▶ Exercise: Copy out all the lines in the records that include the word "this".
--- BEGIN Material ---
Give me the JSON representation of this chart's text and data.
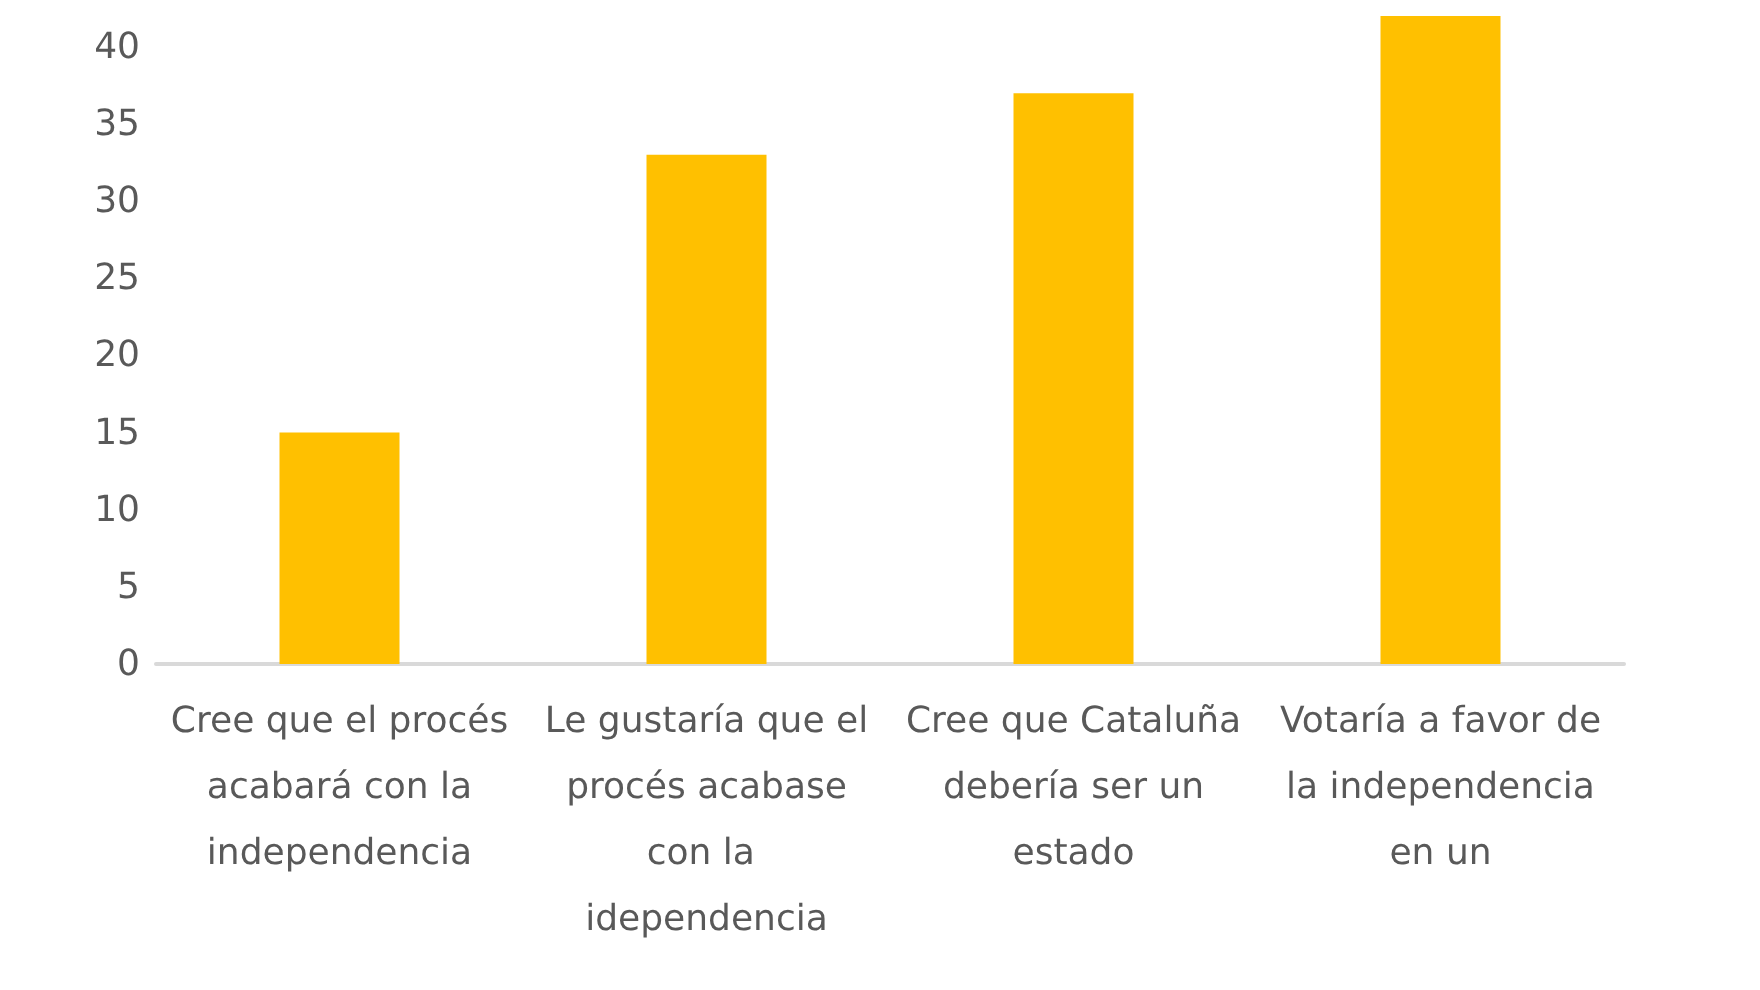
{
  "chart_data": {
    "type": "bar",
    "categories": [
      "Cree que el procés acabará con la independencia",
      "Le gustaría que el procés acabase con la idependencia",
      "Cree que Cataluña debería ser un estado",
      "Votaría a favor de la independencia en un"
    ],
    "values": [
      15,
      33,
      37,
      42
    ],
    "color": "#ffc000",
    "ylim": [
      0,
      42
    ],
    "yticks": [
      0,
      5,
      10,
      15,
      20,
      25,
      30,
      35,
      40
    ],
    "grid": false
  }
}
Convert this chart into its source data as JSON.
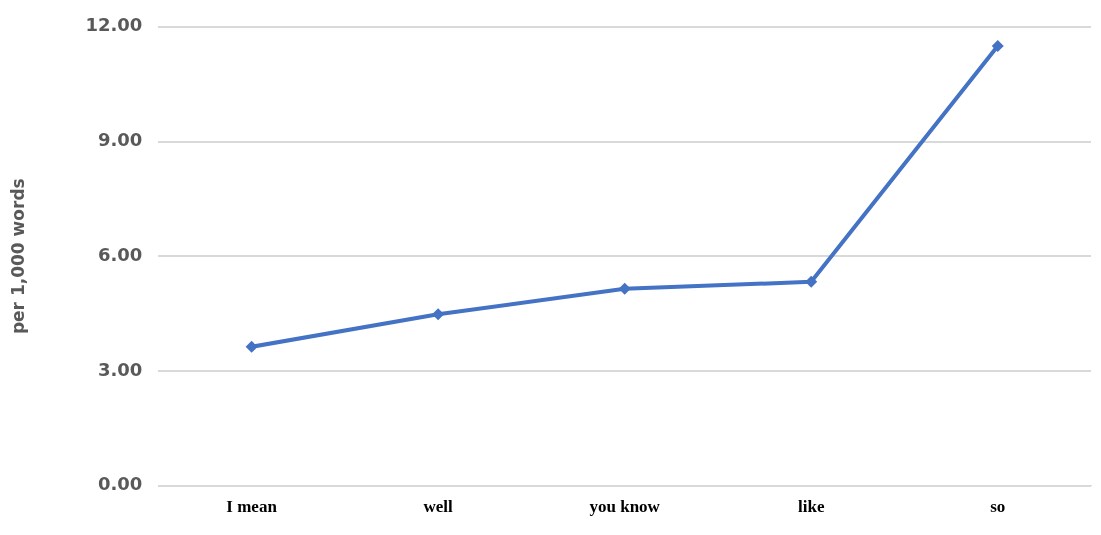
{
  "chart_data": {
    "type": "line",
    "ylabel": "per 1,000 words",
    "categories": [
      "I mean",
      "well",
      "you know",
      "like",
      "so"
    ],
    "series": [
      {
        "color": "#4472c4",
        "values": [
          3.63,
          4.48,
          5.15,
          5.33,
          11.5
        ]
      }
    ],
    "ylim": [
      0,
      12
    ],
    "yticks": [
      {
        "value": 0,
        "label": "0.00"
      },
      {
        "value": 3,
        "label": "3.00"
      },
      {
        "value": 6,
        "label": "6.00"
      },
      {
        "value": 9,
        "label": "9.00"
      },
      {
        "value": 12,
        "label": "12.00"
      }
    ],
    "grid": "y",
    "marker": "diamond",
    "line_style": "solid",
    "legend": false
  }
}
--- END Material ---
▶ In response:
Give me the JSON representation of this chart's text and data.
Convert this chart into its source data as JSON.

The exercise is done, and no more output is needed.